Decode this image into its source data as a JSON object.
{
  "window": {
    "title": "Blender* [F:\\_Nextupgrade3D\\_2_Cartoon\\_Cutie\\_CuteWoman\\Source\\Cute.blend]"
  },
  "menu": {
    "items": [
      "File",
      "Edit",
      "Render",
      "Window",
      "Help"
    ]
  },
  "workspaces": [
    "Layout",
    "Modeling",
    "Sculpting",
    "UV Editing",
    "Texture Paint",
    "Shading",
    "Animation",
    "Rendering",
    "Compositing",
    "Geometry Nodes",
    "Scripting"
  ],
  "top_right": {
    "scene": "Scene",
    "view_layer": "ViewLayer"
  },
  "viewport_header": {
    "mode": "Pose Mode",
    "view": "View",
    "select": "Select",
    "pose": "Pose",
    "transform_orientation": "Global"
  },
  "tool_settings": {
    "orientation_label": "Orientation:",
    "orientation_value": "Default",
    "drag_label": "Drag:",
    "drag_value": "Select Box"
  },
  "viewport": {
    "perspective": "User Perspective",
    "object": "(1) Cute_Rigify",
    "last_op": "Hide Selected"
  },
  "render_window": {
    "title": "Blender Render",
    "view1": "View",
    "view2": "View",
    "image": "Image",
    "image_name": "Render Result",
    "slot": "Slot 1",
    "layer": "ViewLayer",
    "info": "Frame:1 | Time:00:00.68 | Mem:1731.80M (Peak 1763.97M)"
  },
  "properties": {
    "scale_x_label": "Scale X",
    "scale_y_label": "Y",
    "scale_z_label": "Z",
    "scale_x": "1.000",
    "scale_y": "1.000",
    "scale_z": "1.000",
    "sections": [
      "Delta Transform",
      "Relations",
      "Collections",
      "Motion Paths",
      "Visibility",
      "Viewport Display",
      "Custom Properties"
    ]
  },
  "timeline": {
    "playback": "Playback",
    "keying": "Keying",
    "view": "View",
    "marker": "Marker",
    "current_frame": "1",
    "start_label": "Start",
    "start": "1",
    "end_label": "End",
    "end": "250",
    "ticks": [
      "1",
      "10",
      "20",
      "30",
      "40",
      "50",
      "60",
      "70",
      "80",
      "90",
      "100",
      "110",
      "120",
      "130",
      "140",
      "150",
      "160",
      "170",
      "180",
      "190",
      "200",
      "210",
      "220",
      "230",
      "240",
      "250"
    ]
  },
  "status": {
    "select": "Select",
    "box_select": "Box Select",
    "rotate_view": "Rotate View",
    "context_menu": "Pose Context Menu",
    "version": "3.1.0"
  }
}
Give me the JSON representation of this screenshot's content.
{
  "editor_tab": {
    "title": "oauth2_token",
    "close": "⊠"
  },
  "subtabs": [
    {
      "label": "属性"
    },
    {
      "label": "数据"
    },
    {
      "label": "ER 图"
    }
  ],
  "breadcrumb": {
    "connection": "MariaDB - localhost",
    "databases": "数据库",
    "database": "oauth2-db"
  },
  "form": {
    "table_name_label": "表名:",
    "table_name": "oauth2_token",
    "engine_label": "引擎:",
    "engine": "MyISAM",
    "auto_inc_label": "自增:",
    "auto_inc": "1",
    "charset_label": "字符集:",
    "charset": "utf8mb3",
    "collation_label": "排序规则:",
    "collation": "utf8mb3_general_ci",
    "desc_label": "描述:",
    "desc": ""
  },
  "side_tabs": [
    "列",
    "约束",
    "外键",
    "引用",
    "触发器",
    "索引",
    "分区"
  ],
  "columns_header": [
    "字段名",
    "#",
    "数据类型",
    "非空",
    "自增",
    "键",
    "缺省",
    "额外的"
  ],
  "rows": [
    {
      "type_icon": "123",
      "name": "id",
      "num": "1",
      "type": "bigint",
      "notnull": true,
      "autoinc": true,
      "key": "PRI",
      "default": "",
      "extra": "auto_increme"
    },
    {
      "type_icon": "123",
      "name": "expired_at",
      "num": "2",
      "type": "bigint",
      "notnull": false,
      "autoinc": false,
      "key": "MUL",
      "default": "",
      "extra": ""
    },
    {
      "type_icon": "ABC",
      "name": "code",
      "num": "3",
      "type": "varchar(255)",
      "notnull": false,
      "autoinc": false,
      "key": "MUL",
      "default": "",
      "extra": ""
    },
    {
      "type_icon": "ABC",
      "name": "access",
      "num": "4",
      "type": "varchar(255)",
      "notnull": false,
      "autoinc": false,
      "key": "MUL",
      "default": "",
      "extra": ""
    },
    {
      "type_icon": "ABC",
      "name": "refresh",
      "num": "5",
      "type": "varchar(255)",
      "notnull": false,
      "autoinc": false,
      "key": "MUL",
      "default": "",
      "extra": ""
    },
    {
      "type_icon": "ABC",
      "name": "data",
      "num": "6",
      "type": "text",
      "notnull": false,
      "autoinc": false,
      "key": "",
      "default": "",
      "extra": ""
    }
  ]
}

_ _ _ _ _

Return every line of the material exactly.

* **Complete response**:
Decode this image into its source data as a JSON object.
{
  "window": {
    "title": "Blender* [F:\\_Nextupgrade3D\\_2_Cartoon\\_Cutie\\_CuteWoman\\Source\\Cute.blend]"
  },
  "menu": {
    "items": [
      "File",
      "Edit",
      "Render",
      "Window",
      "Help"
    ]
  },
  "workspaces": [
    "Layout",
    "Modeling",
    "Sculpting",
    "UV Editing",
    "Texture Paint",
    "Shading",
    "Animation",
    "Rendering",
    "Compositing",
    "Geometry Nodes",
    "Scripting"
  ],
  "top_right": {
    "scene": "Scene",
    "view_layer": "ViewLayer"
  },
  "viewport_header": {
    "mode": "Pose Mode",
    "view": "View",
    "select": "Select",
    "pose": "Pose",
    "transform_orientation": "Global"
  },
  "tool_settings": {
    "orientation_label": "Orientation:",
    "orientation_value": "Default",
    "drag_label": "Drag:",
    "drag_value": "Select Box"
  },
  "viewport": {
    "perspective": "User Perspective",
    "object": "(1) Cute_Rigify",
    "last_op": "Hide Selected"
  },
  "render_window": {
    "title": "Blender Render",
    "view1": "View",
    "view2": "View",
    "image": "Image",
    "image_name": "Render Result",
    "slot": "Slot 1",
    "layer": "ViewLayer",
    "info": "Frame:1 | Time:00:00.68 | Mem:1731.80M (Peak 1763.97M)"
  },
  "properties": {
    "scale_x_label": "Scale X",
    "scale_y_label": "Y",
    "scale_z_label": "Z",
    "scale_x": "1.000",
    "scale_y": "1.000",
    "scale_z": "1.000",
    "sections": [
      "Delta Transform",
      "Relations",
      "Collections",
      "Motion Paths",
      "Visibility",
      "Viewport Display",
      "Custom Properties"
    ]
  },
  "timeline": {
    "playback": "Playback",
    "keying": "Keying",
    "view": "View",
    "marker": "Marker",
    "current_frame": "1",
    "start_label": "Start",
    "start": "1",
    "end_label": "End",
    "end": "250",
    "ticks": [
      "1",
      "10",
      "20",
      "30",
      "40",
      "50",
      "60",
      "70",
      "80",
      "90",
      "100",
      "110",
      "120",
      "130",
      "140",
      "150",
      "160",
      "170",
      "180",
      "190",
      "200",
      "210",
      "220",
      "230",
      "240",
      "250"
    ]
  },
  "status": {
    "select": "Select",
    "box_select": "Box Select",
    "rotate_view": "Rotate View",
    "context_menu": "Pose Context Menu",
    "version": "3.1.0"
  }
}
Give me the JSON representation of this screenshot's content.
{
  "editor_tab": {
    "title": "oauth2_token",
    "close": "⊠"
  },
  "subtabs": [
    {
      "label": "属性"
    },
    {
      "label": "数据"
    },
    {
      "label": "ER 图"
    }
  ],
  "breadcrumb": {
    "connection": "MariaDB - localhost",
    "databases": "数据库",
    "database": "oauth2-db"
  },
  "form": {
    "table_name_label": "表名:",
    "table_name": "oauth2_token",
    "engine_label": "引擎:",
    "engine": "MyISAM",
    "auto_inc_label": "自增:",
    "auto_inc": "1",
    "charset_label": "字符集:",
    "charset": "utf8mb3",
    "collation_label": "排序规则:",
    "collation": "utf8mb3_general_ci",
    "desc_label": "描述:",
    "desc": ""
  },
  "side_tabs": [
    "列",
    "约束",
    "外键",
    "引用",
    "触发器",
    "索引",
    "分区"
  ],
  "columns_header": [
    "字段名",
    "#",
    "数据类型",
    "非空",
    "自增",
    "键",
    "缺省",
    "额外的"
  ],
  "rows": [
    {
      "type_icon": "123",
      "name": "id",
      "num": "1",
      "type": "bigint",
      "notnull": true,
      "autoinc": true,
      "key": "PRI",
      "default": "",
      "extra": "auto_increme"
    },
    {
      "type_icon": "123",
      "name": "expired_at",
      "num": "2",
      "type": "bigint",
      "notnull": false,
      "autoinc": false,
      "key": "MUL",
      "default": "",
      "extra": ""
    },
    {
      "type_icon": "ABC",
      "name": "code",
      "num": "3",
      "type": "varchar(255)",
      "notnull": false,
      "autoinc": false,
      "key": "MUL",
      "default": "",
      "extra": ""
    },
    {
      "type_icon": "ABC",
      "name": "access",
      "num": "4",
      "type": "varchar(255)",
      "notnull": false,
      "autoinc": false,
      "key": "MUL",
      "default": "",
      "extra": ""
    },
    {
      "type_icon": "ABC",
      "name": "refresh",
      "num": "5",
      "type": "varchar(255)",
      "notnull": false,
      "autoinc": false,
      "key": "MUL",
      "default": "",
      "extra": ""
    },
    {
      "type_icon": "ABC",
      "name": "data",
      "num": "6",
      "type": "text",
      "notnull": false,
      "autoinc": false,
      "key": "",
      "default": "",
      "extra": ""
    }
  ]
}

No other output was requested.